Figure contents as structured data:
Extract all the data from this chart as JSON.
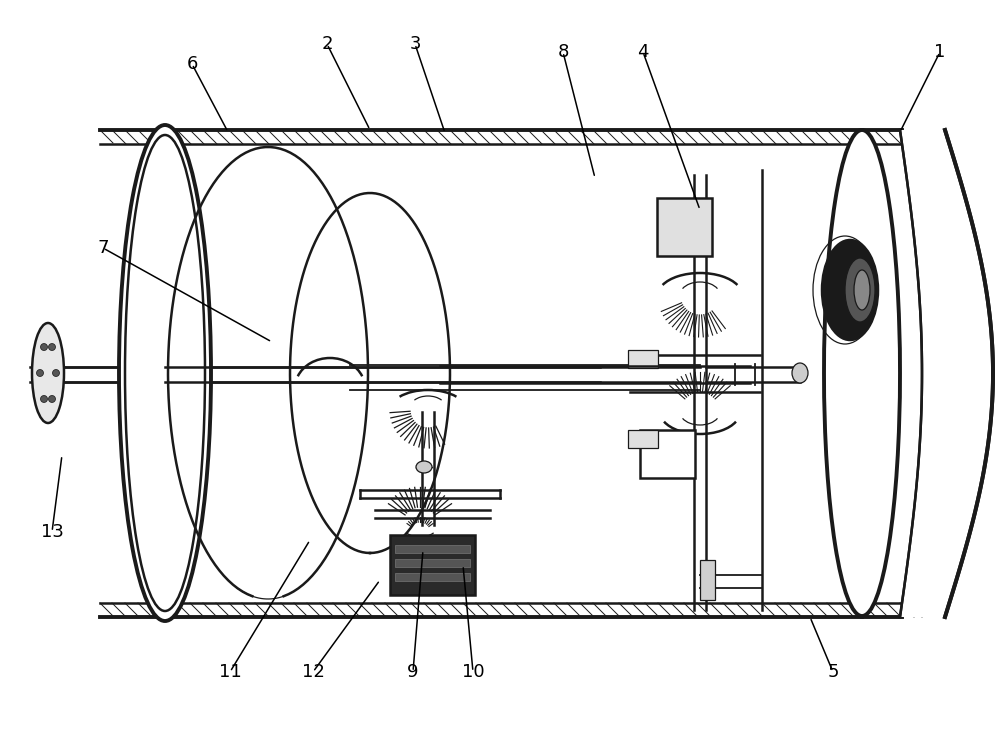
{
  "background_color": "#ffffff",
  "line_color": "#1a1a1a",
  "figsize": [
    10.0,
    7.46
  ],
  "dpi": 100,
  "labels": {
    "1": [
      940,
      52,
      900,
      132
    ],
    "2": [
      327,
      44,
      370,
      130
    ],
    "3": [
      415,
      44,
      445,
      133
    ],
    "4": [
      643,
      52,
      700,
      210
    ],
    "5": [
      833,
      672,
      810,
      617
    ],
    "6": [
      192,
      64,
      228,
      132
    ],
    "7": [
      103,
      248,
      272,
      342
    ],
    "8": [
      563,
      52,
      595,
      178
    ],
    "9": [
      413,
      672,
      423,
      550
    ],
    "10": [
      473,
      672,
      463,
      565
    ],
    "11": [
      230,
      672,
      310,
      540
    ],
    "12": [
      313,
      672,
      380,
      580
    ],
    "13": [
      52,
      532,
      62,
      455
    ]
  }
}
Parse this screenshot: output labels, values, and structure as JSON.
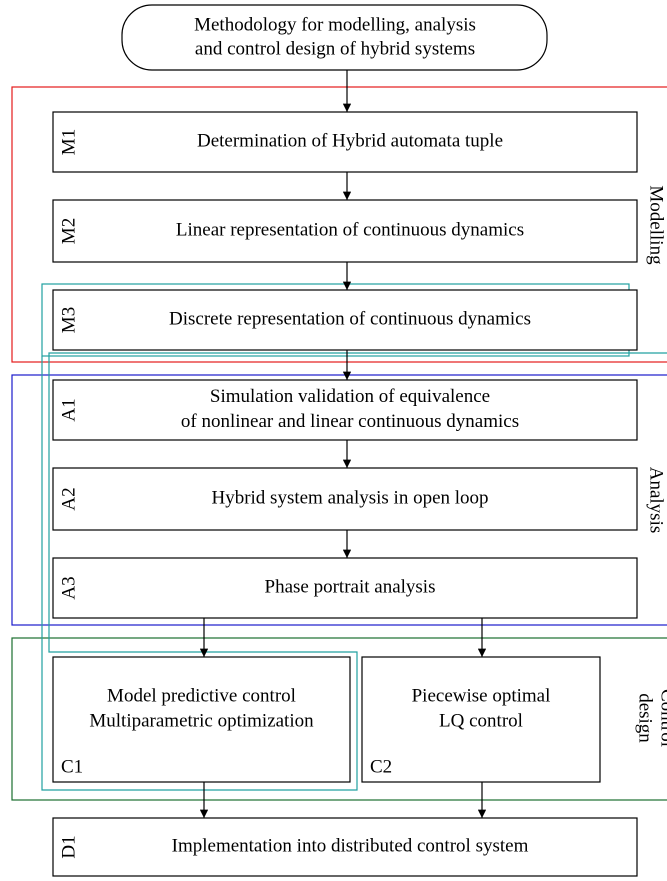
{
  "start": {
    "lines": [
      "Methodology for modelling, analysis",
      "and control design of hybrid systems"
    ]
  },
  "groups": [
    {
      "lines": [
        "Modelling"
      ]
    },
    {
      "lines": [
        "Analysis"
      ]
    },
    {
      "lines": [
        "Control",
        "design"
      ]
    }
  ],
  "steps": [
    {
      "id": "M1",
      "lines": [
        "Determination of Hybrid automata tuple"
      ]
    },
    {
      "id": "M2",
      "lines": [
        "Linear representation of continuous dynamics"
      ]
    },
    {
      "id": "M3",
      "lines": [
        "Discrete representation of continuous dynamics"
      ]
    },
    {
      "id": "A1",
      "lines": [
        "Simulation validation of equivalence",
        "of nonlinear and linear continuous dynamics"
      ]
    },
    {
      "id": "A2",
      "lines": [
        "Hybrid system analysis in open loop"
      ]
    },
    {
      "id": "A3",
      "lines": [
        "Phase portrait analysis"
      ]
    },
    {
      "id": "C1",
      "lines": [
        "Model predictive control",
        "Multiparametric optimization"
      ]
    },
    {
      "id": "C2",
      "lines": [
        "Piecewise optimal",
        "LQ control"
      ]
    },
    {
      "id": "D1",
      "lines": [
        "Implementation into distributed control system"
      ]
    }
  ]
}
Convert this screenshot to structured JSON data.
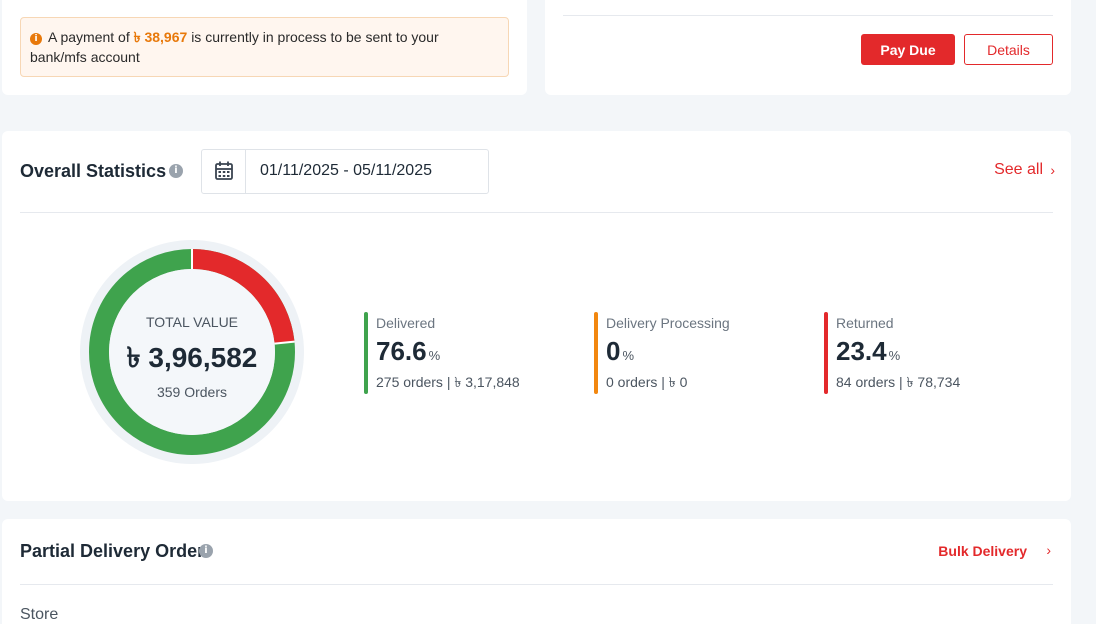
{
  "payment_notice": {
    "text_before": "A payment of",
    "amount": "৳ 38,967",
    "text_after": "is currently in process to be sent to your bank/mfs account"
  },
  "due_actions": {
    "pay_due_label": "Pay Due",
    "details_label": "Details"
  },
  "statistics": {
    "title": "Overall Statistics",
    "date_range": "01/11/2025 - 05/11/2025",
    "see_all_label": "See all",
    "donut": {
      "label": "TOTAL VALUE",
      "value": "৳ 3,96,582",
      "orders": "359 Orders"
    },
    "metrics": [
      {
        "label": "Delivered",
        "percent": "76.6",
        "unit": "%",
        "summary": "275 orders | ৳ 3,17,848",
        "color": "#3fa34d"
      },
      {
        "label": "Delivery Processing",
        "percent": "0",
        "unit": "%",
        "summary": "0 orders | ৳ 0",
        "color": "#f2870f"
      },
      {
        "label": "Returned",
        "percent": "23.4",
        "unit": "%",
        "summary": "84 orders | ৳ 78,734",
        "color": "#e3292b"
      }
    ]
  },
  "partial_delivery": {
    "title": "Partial Delivery Order",
    "bulk_label": "Bulk Delivery",
    "store_label": "Store"
  },
  "colors": {
    "accent": "#e3292b",
    "delivered": "#3fa34d",
    "processing": "#f2870f",
    "returned": "#e3292b"
  }
}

## TASK TO CARRY OUT
Copy out all of the material exactly as written, without its pictures.

## EXPECTED ANSWER
Extract all the data from this chart as JSON.
{
  "background_color": "#ffffff",
  "line_color": "#1a1a1a",
  "figsize": [
    10.0,
    7.46
  ],
  "dpi": 100,
  "labels": {
    "1": [
      940,
      52,
      900,
      132
    ],
    "2": [
      327,
      44,
      370,
      130
    ],
    "3": [
      415,
      44,
      445,
      133
    ],
    "4": [
      643,
      52,
      700,
      210
    ],
    "5": [
      833,
      672,
      810,
      617
    ],
    "6": [
      192,
      64,
      228,
      132
    ],
    "7": [
      103,
      248,
      272,
      342
    ],
    "8": [
      563,
      52,
      595,
      178
    ],
    "9": [
      413,
      672,
      423,
      550
    ],
    "10": [
      473,
      672,
      463,
      565
    ],
    "11": [
      230,
      672,
      310,
      540
    ],
    "12": [
      313,
      672,
      380,
      580
    ],
    "13": [
      52,
      532,
      62,
      455
    ]
  }
}
Parse this screenshot: output labels, values, and structure as JSON.
{
  "start": {
    "lines": [
      "Methodology for modelling, analysis",
      "and control design of hybrid systems"
    ]
  },
  "groups": [
    {
      "lines": [
        "Modelling"
      ]
    },
    {
      "lines": [
        "Analysis"
      ]
    },
    {
      "lines": [
        "Control",
        "design"
      ]
    }
  ],
  "steps": [
    {
      "id": "M1",
      "lines": [
        "Determination of Hybrid automata tuple"
      ]
    },
    {
      "id": "M2",
      "lines": [
        "Linear representation of continuous dynamics"
      ]
    },
    {
      "id": "M3",
      "lines": [
        "Discrete representation of continuous dynamics"
      ]
    },
    {
      "id": "A1",
      "lines": [
        "Simulation validation of equivalence",
        "of nonlinear and linear continuous dynamics"
      ]
    },
    {
      "id": "A2",
      "lines": [
        "Hybrid system analysis in open loop"
      ]
    },
    {
      "id": "A3",
      "lines": [
        "Phase portrait analysis"
      ]
    },
    {
      "id": "C1",
      "lines": [
        "Model predictive control",
        "Multiparametric optimization"
      ]
    },
    {
      "id": "C2",
      "lines": [
        "Piecewise optimal",
        "LQ control"
      ]
    },
    {
      "id": "D1",
      "lines": [
        "Implementation into distributed control system"
      ]
    }
  ]
}
Convert this screenshot to structured JSON data.
{
  "payment_notice": {
    "text_before": "A payment of",
    "amount": "৳ 38,967",
    "text_after": "is currently in process to be sent to your bank/mfs account"
  },
  "due_actions": {
    "pay_due_label": "Pay Due",
    "details_label": "Details"
  },
  "statistics": {
    "title": "Overall Statistics",
    "date_range": "01/11/2025 - 05/11/2025",
    "see_all_label": "See all",
    "donut": {
      "label": "TOTAL VALUE",
      "value": "৳ 3,96,582",
      "orders": "359 Orders"
    },
    "metrics": [
      {
        "label": "Delivered",
        "percent": "76.6",
        "unit": "%",
        "summary": "275 orders | ৳ 3,17,848",
        "color": "#3fa34d"
      },
      {
        "label": "Delivery Processing",
        "percent": "0",
        "unit": "%",
        "summary": "0 orders | ৳ 0",
        "color": "#f2870f"
      },
      {
        "label": "Returned",
        "percent": "23.4",
        "unit": "%",
        "summary": "84 orders | ৳ 78,734",
        "color": "#e3292b"
      }
    ]
  },
  "partial_delivery": {
    "title": "Partial Delivery Order",
    "bulk_label": "Bulk Delivery",
    "store_label": "Store"
  },
  "colors": {
    "accent": "#e3292b",
    "delivered": "#3fa34d",
    "processing": "#f2870f",
    "returned": "#e3292b"
  }
}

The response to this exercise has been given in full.